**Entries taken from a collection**
+++
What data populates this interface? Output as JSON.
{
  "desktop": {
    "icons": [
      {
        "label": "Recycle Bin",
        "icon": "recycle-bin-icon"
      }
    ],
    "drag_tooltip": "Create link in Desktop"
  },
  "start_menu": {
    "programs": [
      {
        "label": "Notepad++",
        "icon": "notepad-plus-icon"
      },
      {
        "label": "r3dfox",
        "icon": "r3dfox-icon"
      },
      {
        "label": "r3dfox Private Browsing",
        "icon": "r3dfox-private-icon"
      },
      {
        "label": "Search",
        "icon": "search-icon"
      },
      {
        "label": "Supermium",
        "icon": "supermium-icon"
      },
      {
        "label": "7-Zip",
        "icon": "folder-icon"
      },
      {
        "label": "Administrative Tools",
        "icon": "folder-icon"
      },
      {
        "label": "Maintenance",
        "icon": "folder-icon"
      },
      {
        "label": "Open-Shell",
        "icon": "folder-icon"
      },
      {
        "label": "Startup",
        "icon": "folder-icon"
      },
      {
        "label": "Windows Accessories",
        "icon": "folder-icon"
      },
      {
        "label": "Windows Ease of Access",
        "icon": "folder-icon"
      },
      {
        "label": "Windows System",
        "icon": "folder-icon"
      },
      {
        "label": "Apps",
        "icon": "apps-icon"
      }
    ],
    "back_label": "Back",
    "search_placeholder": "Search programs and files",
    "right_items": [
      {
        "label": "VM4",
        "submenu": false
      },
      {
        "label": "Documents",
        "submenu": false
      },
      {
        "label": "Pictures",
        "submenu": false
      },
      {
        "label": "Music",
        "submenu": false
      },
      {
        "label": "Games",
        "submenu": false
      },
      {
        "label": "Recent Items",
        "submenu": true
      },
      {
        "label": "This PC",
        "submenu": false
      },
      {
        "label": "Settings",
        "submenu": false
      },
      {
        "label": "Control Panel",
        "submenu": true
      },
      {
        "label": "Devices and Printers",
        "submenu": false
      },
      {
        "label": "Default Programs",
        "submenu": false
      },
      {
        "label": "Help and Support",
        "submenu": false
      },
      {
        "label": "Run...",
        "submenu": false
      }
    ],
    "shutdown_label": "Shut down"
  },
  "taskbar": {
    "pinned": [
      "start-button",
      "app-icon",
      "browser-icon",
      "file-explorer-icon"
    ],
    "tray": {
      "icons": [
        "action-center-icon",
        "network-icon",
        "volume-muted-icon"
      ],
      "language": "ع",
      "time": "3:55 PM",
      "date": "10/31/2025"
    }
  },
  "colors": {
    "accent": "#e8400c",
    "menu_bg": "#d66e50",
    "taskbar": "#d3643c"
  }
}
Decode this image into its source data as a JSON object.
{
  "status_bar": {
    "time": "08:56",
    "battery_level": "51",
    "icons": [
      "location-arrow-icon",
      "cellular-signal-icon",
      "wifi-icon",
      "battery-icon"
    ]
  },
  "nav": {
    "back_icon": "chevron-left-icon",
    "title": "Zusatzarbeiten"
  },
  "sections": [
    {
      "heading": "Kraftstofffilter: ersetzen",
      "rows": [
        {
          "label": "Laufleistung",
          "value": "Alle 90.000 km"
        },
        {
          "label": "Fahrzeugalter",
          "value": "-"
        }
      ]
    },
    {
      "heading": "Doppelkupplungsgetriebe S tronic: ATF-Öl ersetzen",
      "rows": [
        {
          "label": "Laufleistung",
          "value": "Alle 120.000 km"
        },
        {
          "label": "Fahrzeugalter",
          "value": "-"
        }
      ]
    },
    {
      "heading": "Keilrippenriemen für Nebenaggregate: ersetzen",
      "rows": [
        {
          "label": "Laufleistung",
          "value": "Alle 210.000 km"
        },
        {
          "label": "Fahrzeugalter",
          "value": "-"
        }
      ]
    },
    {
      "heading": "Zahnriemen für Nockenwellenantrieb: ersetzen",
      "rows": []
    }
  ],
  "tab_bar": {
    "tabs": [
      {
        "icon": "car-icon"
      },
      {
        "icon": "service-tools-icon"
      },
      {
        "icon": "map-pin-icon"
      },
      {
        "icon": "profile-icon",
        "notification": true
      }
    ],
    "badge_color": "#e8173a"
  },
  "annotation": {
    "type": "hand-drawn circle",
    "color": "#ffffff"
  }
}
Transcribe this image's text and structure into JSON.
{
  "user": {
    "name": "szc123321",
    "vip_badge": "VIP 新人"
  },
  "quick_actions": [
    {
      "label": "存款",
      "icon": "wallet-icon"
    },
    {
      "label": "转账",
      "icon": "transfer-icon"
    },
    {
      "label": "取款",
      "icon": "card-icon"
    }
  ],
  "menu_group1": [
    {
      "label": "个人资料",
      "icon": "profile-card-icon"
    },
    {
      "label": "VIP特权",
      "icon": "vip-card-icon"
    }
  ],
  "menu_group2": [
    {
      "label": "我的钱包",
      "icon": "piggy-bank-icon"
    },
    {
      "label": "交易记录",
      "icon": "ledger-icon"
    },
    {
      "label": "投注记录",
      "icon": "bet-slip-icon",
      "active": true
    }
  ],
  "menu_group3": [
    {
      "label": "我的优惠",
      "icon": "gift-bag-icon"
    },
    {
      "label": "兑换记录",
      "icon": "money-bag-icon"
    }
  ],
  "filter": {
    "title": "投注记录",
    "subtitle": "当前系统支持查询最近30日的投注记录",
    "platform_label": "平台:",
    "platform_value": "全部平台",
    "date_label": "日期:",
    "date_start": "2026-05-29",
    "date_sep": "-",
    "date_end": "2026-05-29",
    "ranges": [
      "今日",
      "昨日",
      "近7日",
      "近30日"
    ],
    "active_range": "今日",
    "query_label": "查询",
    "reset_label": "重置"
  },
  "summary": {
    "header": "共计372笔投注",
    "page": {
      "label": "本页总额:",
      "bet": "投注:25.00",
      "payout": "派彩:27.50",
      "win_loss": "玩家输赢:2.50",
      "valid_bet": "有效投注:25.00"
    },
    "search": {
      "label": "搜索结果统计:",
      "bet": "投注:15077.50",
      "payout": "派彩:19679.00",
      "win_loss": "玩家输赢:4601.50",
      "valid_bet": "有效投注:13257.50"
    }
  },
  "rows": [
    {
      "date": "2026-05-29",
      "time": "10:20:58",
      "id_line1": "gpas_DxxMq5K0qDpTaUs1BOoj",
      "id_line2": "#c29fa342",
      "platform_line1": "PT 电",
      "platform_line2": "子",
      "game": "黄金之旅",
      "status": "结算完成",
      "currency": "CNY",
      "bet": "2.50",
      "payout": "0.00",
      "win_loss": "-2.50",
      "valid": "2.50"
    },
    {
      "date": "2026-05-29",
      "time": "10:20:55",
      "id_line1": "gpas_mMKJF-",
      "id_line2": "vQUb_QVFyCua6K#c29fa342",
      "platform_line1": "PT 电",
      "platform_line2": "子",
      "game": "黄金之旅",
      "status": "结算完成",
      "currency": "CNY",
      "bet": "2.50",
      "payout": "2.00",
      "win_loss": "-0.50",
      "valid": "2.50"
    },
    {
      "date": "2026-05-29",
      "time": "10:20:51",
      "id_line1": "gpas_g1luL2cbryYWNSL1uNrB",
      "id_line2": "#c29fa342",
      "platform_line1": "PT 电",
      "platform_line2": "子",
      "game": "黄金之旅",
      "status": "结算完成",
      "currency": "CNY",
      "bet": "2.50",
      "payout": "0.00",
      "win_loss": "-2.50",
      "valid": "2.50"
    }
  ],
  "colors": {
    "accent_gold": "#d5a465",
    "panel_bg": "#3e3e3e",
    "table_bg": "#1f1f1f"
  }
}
+++
**What the exercise asks**
Write each line above out exactly.

**Exercise result**
What data populates this interface? Output as JSON.
{
  "desktop": {
    "icons": [
      {
        "label": "Recycle Bin",
        "icon": "recycle-bin-icon"
      }
    ],
    "drag_tooltip": "Create link in Desktop"
  },
  "start_menu": {
    "programs": [
      {
        "label": "Notepad++",
        "icon": "notepad-plus-icon"
      },
      {
        "label": "r3dfox",
        "icon": "r3dfox-icon"
      },
      {
        "label": "r3dfox Private Browsing",
        "icon": "r3dfox-private-icon"
      },
      {
        "label": "Search",
        "icon": "search-icon"
      },
      {
        "label": "Supermium",
        "icon": "supermium-icon"
      },
      {
        "label": "7-Zip",
        "icon": "folder-icon"
      },
      {
        "label": "Administrative Tools",
        "icon": "folder-icon"
      },
      {
        "label": "Maintenance",
        "icon": "folder-icon"
      },
      {
        "label": "Open-Shell",
        "icon": "folder-icon"
      },
      {
        "label": "Startup",
        "icon": "folder-icon"
      },
      {
        "label": "Windows Accessories",
        "icon": "folder-icon"
      },
      {
        "label": "Windows Ease of Access",
        "icon": "folder-icon"
      },
      {
        "label": "Windows System",
        "icon": "folder-icon"
      },
      {
        "label": "Apps",
        "icon": "apps-icon"
      }
    ],
    "back_label": "Back",
    "search_placeholder": "Search programs and files",
    "right_items": [
      {
        "label": "VM4",
        "submenu": false
      },
      {
        "label": "Documents",
        "submenu": false
      },
      {
        "label": "Pictures",
        "submenu": false
      },
      {
        "label": "Music",
        "submenu": false
      },
      {
        "label": "Games",
        "submenu": false
      },
      {
        "label": "Recent Items",
        "submenu": true
      },
      {
        "label": "This PC",
        "submenu": false
      },
      {
        "label": "Settings",
        "submenu": false
      },
      {
        "label": "Control Panel",
        "submenu": true
      },
      {
        "label": "Devices and Printers",
        "submenu": false
      },
      {
        "label": "Default Programs",
        "submenu": false
      },
      {
        "label": "Help and Support",
        "submenu": false
      },
      {
        "label": "Run...",
        "submenu": false
      }
    ],
    "shutdown_label": "Shut down"
  },
  "taskbar": {
    "pinned": [
      "start-button",
      "app-icon",
      "browser-icon",
      "file-explorer-icon"
    ],
    "tray": {
      "icons": [
        "action-center-icon",
        "network-icon",
        "volume-muted-icon"
      ],
      "language": "ع",
      "time": "3:55 PM",
      "date": "10/31/2025"
    }
  },
  "colors": {
    "accent": "#e8400c",
    "menu_bg": "#d66e50",
    "taskbar": "#d3643c"
  }
}
Decode this image into its source data as a JSON object.
{
  "status_bar": {
    "time": "08:56",
    "battery_level": "51",
    "icons": [
      "location-arrow-icon",
      "cellular-signal-icon",
      "wifi-icon",
      "battery-icon"
    ]
  },
  "nav": {
    "back_icon": "chevron-left-icon",
    "title": "Zusatzarbeiten"
  },
  "sections": [
    {
      "heading": "Kraftstofffilter: ersetzen",
      "rows": [
        {
          "label": "Laufleistung",
          "value": "Alle 90.000 km"
        },
        {
          "label": "Fahrzeugalter",
          "value": "-"
        }
      ]
    },
    {
      "heading": "Doppelkupplungsgetriebe S tronic: ATF-Öl ersetzen",
      "rows": [
        {
          "label": "Laufleistung",
          "value": "Alle 120.000 km"
        },
        {
          "label": "Fahrzeugalter",
          "value": "-"
        }
      ]
    },
    {
      "heading": "Keilrippenriemen für Nebenaggregate: ersetzen",
      "rows": [
        {
          "label": "Laufleistung",
          "value": "Alle 210.000 km"
        },
        {
          "label": "Fahrzeugalter",
          "value": "-"
        }
      ]
    },
    {
      "heading": "Zahnriemen für Nockenwellenantrieb: ersetzen",
      "rows": []
    }
  ],
  "tab_bar": {
    "tabs": [
      {
        "icon": "car-icon"
      },
      {
        "icon": "service-tools-icon"
      },
      {
        "icon": "map-pin-icon"
      },
      {
        "icon": "profile-icon",
        "notification": true
      }
    ],
    "badge_color": "#e8173a"
  },
  "annotation": {
    "type": "hand-drawn circle",
    "color": "#ffffff"
  }
}
Transcribe this image's text and structure into JSON.
{
  "user": {
    "name": "szc123321",
    "vip_badge": "VIP 新人"
  },
  "quick_actions": [
    {
      "label": "存款",
      "icon": "wallet-icon"
    },
    {
      "label": "转账",
      "icon": "transfer-icon"
    },
    {
      "label": "取款",
      "icon": "card-icon"
    }
  ],
  "menu_group1": [
    {
      "label": "个人资料",
      "icon": "profile-card-icon"
    },
    {
      "label": "VIP特权",
      "icon": "vip-card-icon"
    }
  ],
  "menu_group2": [
    {
      "label": "我的钱包",
      "icon": "piggy-bank-icon"
    },
    {
      "label": "交易记录",
      "icon": "ledger-icon"
    },
    {
      "label": "投注记录",
      "icon": "bet-slip-icon",
      "active": true
    }
  ],
  "menu_group3": [
    {
      "label": "我的优惠",
      "icon": "gift-bag-icon"
    },
    {
      "label": "兑换记录",
      "icon": "money-bag-icon"
    }
  ],
  "filter": {
    "title": "投注记录",
    "subtitle": "当前系统支持查询最近30日的投注记录",
    "platform_label": "平台:",
    "platform_value": "全部平台",
    "date_label": "日期:",
    "date_start": "2026-05-29",
    "date_sep": "-",
    "date_end": "2026-05-29",
    "ranges": [
      "今日",
      "昨日",
      "近7日",
      "近30日"
    ],
    "active_range": "今日",
    "query_label": "查询",
    "reset_label": "重置"
  },
  "summary": {
    "header": "共计372笔投注",
    "page": {
      "label": "本页总额:",
      "bet": "投注:25.00",
      "payout": "派彩:27.50",
      "win_loss": "玩家输赢:2.50",
      "valid_bet": "有效投注:25.00"
    },
    "search": {
      "label": "搜索结果统计:",
      "bet": "投注:15077.50",
      "payout": "派彩:19679.00",
      "win_loss": "玩家输赢:4601.50",
      "valid_bet": "有效投注:13257.50"
    }
  },
  "rows": [
    {
      "date": "2026-05-29",
      "time": "10:20:58",
      "id_line1": "gpas_DxxMq5K0qDpTaUs1BOoj",
      "id_line2": "#c29fa342",
      "platform_line1": "PT 电",
      "platform_line2": "子",
      "game": "黄金之旅",
      "status": "结算完成",
      "currency": "CNY",
      "bet": "2.50",
      "payout": "0.00",
      "win_loss": "-2.50",
      "valid": "2.50"
    },
    {
      "date": "2026-05-29",
      "time": "10:20:55",
      "id_line1": "gpas_mMKJF-",
      "id_line2": "vQUb_QVFyCua6K#c29fa342",
      "platform_line1": "PT 电",
      "platform_line2": "子",
      "game": "黄金之旅",
      "status": "结算完成",
      "currency": "CNY",
      "bet": "2.50",
      "payout": "2.00",
      "win_loss": "-0.50",
      "valid": "2.50"
    },
    {
      "date": "2026-05-29",
      "time": "10:20:51",
      "id_line1": "gpas_g1luL2cbryYWNSL1uNrB",
      "id_line2": "#c29fa342",
      "platform_line1": "PT 电",
      "platform_line2": "子",
      "game": "黄金之旅",
      "status": "结算完成",
      "currency": "CNY",
      "bet": "2.50",
      "payout": "0.00",
      "win_loss": "-2.50",
      "valid": "2.50"
    }
  ],
  "colors": {
    "accent_gold": "#d5a465",
    "panel_bg": "#3e3e3e",
    "table_bg": "#1f1f1f"
  }
}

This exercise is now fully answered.